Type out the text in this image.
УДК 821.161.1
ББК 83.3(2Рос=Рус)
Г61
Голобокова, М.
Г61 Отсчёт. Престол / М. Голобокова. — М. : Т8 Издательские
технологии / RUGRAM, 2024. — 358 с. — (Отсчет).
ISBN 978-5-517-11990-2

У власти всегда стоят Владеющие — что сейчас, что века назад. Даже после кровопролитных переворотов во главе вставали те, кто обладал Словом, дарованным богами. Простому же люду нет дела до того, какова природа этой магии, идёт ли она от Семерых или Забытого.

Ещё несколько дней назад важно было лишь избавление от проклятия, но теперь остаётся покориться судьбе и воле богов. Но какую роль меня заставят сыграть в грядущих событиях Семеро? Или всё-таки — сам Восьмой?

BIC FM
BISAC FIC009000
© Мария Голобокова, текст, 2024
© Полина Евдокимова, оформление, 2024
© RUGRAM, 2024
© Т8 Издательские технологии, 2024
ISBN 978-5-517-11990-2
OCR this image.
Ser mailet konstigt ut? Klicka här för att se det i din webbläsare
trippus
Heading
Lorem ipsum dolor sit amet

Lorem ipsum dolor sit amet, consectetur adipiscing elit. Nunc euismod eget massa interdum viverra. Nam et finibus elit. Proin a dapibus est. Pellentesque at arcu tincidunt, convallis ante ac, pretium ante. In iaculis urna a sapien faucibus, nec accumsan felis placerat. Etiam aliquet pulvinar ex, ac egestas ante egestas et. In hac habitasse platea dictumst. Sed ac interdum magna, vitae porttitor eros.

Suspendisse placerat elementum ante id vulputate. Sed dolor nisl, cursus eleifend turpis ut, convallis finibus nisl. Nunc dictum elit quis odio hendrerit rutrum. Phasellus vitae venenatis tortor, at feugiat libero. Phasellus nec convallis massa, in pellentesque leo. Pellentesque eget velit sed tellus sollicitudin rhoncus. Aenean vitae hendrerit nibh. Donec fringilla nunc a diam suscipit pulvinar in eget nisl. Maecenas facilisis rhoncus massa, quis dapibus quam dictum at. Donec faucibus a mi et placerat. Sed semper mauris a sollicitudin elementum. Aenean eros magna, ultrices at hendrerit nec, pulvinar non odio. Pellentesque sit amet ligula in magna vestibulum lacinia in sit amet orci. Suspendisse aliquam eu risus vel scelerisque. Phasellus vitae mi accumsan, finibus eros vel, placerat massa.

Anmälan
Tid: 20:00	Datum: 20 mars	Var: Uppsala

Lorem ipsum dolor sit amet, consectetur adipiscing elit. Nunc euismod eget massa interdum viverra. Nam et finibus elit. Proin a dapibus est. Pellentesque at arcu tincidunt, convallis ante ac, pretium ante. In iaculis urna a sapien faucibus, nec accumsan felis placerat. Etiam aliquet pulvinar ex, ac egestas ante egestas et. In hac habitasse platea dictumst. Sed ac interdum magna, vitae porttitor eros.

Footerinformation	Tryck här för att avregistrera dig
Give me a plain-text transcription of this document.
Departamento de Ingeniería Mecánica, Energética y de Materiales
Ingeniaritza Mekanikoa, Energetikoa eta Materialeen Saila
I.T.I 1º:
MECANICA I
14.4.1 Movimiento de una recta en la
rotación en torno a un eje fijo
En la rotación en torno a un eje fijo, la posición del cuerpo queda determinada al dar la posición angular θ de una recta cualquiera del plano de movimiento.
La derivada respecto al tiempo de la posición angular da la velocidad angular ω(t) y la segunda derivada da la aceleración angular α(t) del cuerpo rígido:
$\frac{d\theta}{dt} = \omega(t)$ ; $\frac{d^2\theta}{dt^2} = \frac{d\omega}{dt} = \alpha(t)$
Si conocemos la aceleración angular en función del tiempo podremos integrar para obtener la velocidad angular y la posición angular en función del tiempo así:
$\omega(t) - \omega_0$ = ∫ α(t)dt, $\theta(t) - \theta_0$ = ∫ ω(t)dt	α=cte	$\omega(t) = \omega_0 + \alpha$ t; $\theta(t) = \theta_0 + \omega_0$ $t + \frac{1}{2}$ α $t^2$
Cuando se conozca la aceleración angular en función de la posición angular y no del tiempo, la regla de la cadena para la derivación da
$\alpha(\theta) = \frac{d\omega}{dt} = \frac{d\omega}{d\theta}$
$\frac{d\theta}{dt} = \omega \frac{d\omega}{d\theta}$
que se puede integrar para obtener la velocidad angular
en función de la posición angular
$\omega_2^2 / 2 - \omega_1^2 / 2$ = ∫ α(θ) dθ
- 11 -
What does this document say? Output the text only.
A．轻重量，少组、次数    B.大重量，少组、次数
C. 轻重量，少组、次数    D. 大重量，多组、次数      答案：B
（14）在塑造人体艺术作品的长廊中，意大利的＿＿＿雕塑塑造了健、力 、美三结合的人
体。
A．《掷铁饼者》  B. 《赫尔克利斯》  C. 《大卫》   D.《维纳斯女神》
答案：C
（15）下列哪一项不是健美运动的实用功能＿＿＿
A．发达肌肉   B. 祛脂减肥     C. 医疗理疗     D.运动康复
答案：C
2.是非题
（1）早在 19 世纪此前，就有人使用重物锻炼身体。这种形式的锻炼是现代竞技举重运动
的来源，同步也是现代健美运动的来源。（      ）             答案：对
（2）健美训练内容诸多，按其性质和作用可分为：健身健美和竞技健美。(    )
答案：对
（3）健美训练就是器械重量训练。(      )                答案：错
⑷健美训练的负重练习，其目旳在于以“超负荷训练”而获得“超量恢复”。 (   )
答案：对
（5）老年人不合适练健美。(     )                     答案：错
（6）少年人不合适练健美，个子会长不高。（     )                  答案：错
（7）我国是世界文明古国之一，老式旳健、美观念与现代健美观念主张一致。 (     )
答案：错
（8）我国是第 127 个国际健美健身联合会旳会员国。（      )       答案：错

--- PROBLEM STATEMENT ---
Extract all of the data shown above without alteration.

--- COMPLETE ANSWER ---
Type out the text in this image.
УДК 821.161.1
ББК 83.3(2Рос=Рус)
Г61
Голобокова, М.
Г61 Отсчёт. Престол / М. Голобокова. — М. : Т8 Издательские
технологии / RUGRAM, 2024. — 358 с. — (Отсчет).
ISBN 978-5-517-11990-2

У власти всегда стоят Владеющие — что сейчас, что века назад. Даже после кровопролитных переворотов во главе вставали те, кто обладал Словом, дарованным богами. Простому же люду нет дела до того, какова природа этой магии, идёт ли она от Семерых или Забытого.

Ещё несколько дней назад важно было лишь избавление от проклятия, но теперь остаётся покориться судьбе и воле богов. Но какую роль меня заставят сыграть в грядущих событиях Семеро? Или всё-таки — сам Восьмой?

BIC FM
BISAC FIC009000
© Мария Голобокова, текст, 2024
© Полина Евдокимова, оформление, 2024
© RUGRAM, 2024
© Т8 Издательские технологии, 2024
ISBN 978-5-517-11990-2
OCR this image.
Ser mailet konstigt ut? Klicka här för att se det i din webbläsare
trippus
Heading
Lorem ipsum dolor sit amet

Lorem ipsum dolor sit amet, consectetur adipiscing elit. Nunc euismod eget massa interdum viverra. Nam et finibus elit. Proin a dapibus est. Pellentesque at arcu tincidunt, convallis ante ac, pretium ante. In iaculis urna a sapien faucibus, nec accumsan felis placerat. Etiam aliquet pulvinar ex, ac egestas ante egestas et. In hac habitasse platea dictumst. Sed ac interdum magna, vitae porttitor eros.

Suspendisse placerat elementum ante id vulputate. Sed dolor nisl, cursus eleifend turpis ut, convallis finibus nisl. Nunc dictum elit quis odio hendrerit rutrum. Phasellus vitae venenatis tortor, at feugiat libero. Phasellus nec convallis massa, in pellentesque leo. Pellentesque eget velit sed tellus sollicitudin rhoncus. Aenean vitae hendrerit nibh. Donec fringilla nunc a diam suscipit pulvinar in eget nisl. Maecenas facilisis rhoncus massa, quis dapibus quam dictum at. Donec faucibus a mi et placerat. Sed semper mauris a sollicitudin elementum. Aenean eros magna, ultrices at hendrerit nec, pulvinar non odio. Pellentesque sit amet ligula in magna vestibulum lacinia in sit amet orci. Suspendisse aliquam eu risus vel scelerisque. Phasellus vitae mi accumsan, finibus eros vel, placerat massa.

Anmälan
Tid: 20:00	Datum: 20 mars	Var: Uppsala

Lorem ipsum dolor sit amet, consectetur adipiscing elit. Nunc euismod eget massa interdum viverra. Nam et finibus elit. Proin a dapibus est. Pellentesque at arcu tincidunt, convallis ante ac, pretium ante. In iaculis urna a sapien faucibus, nec accumsan felis placerat. Etiam aliquet pulvinar ex, ac egestas ante egestas et. In hac habitasse platea dictumst. Sed ac interdum magna, vitae porttitor eros.

Footerinformation	Tryck här för att avregistrera dig
Give me a plain-text transcription of this document.
Departamento de Ingeniería Mecánica, Energética y de Materiales
Ingeniaritza Mekanikoa, Energetikoa eta Materialeen Saila
I.T.I 1º:
MECANICA I
14.4.1 Movimiento de una recta en la
rotación en torno a un eje fijo
En la rotación en torno a un eje fijo, la posición del cuerpo queda determinada al dar la posición angular θ de una recta cualquiera del plano de movimiento.
La derivada respecto al tiempo de la posición angular da la velocidad angular ω(t) y la segunda derivada da la aceleración angular α(t) del cuerpo rígido:
$\frac{d\theta}{dt} = \omega(t)$ ; $\frac{d^2\theta}{dt^2} = \frac{d\omega}{dt} = \alpha(t)$
Si conocemos la aceleración angular en función del tiempo podremos integrar para obtener la velocidad angular y la posición angular en función del tiempo así:
$\omega(t) - \omega_0$ = ∫ α(t)dt, $\theta(t) - \theta_0$ = ∫ ω(t)dt	α=cte	$\omega(t) = \omega_0 + \alpha$ t; $\theta(t) = \theta_0 + \omega_0$ $t + \frac{1}{2}$ α $t^2$
Cuando se conozca la aceleración angular en función de la posición angular y no del tiempo, la regla de la cadena para la derivación da
$\alpha(\theta) = \frac{d\omega}{dt} = \frac{d\omega}{d\theta}$
$\frac{d\theta}{dt} = \omega \frac{d\omega}{d\theta}$
que se puede integrar para obtener la velocidad angular
en función de la posición angular
$\omega_2^2 / 2 - \omega_1^2 / 2$ = ∫ α(θ) dθ
- 11 -
What does this document say? Output the text only.
A．轻重量，少组、次数    B.大重量，少组、次数
C. 轻重量，少组、次数    D. 大重量，多组、次数      答案：B
（14）在塑造人体艺术作品的长廊中，意大利的＿＿＿雕塑塑造了健、力 、美三结合的人
体。
A．《掷铁饼者》  B. 《赫尔克利斯》  C. 《大卫》   D.《维纳斯女神》
答案：C
（15）下列哪一项不是健美运动的实用功能＿＿＿
A．发达肌肉   B. 祛脂减肥     C. 医疗理疗     D.运动康复
答案：C
2.是非题
（1）早在 19 世纪此前，就有人使用重物锻炼身体。这种形式的锻炼是现代竞技举重运动
的来源，同步也是现代健美运动的来源。（      ）             答案：对
（2）健美训练内容诸多，按其性质和作用可分为：健身健美和竞技健美。(    )
答案：对
（3）健美训练就是器械重量训练。(      )                答案：错
⑷健美训练的负重练习，其目旳在于以“超负荷训练”而获得“超量恢复”。 (   )
答案：对
（5）老年人不合适练健美。(     )                     答案：错
（6）少年人不合适练健美，个子会长不高。（     )                  答案：错
（7）我国是世界文明古国之一，老式旳健、美观念与现代健美观念主张一致。 (     )
答案：错
（8）我国是第 127 个国际健美健身联合会旳会员国。（      )       答案：错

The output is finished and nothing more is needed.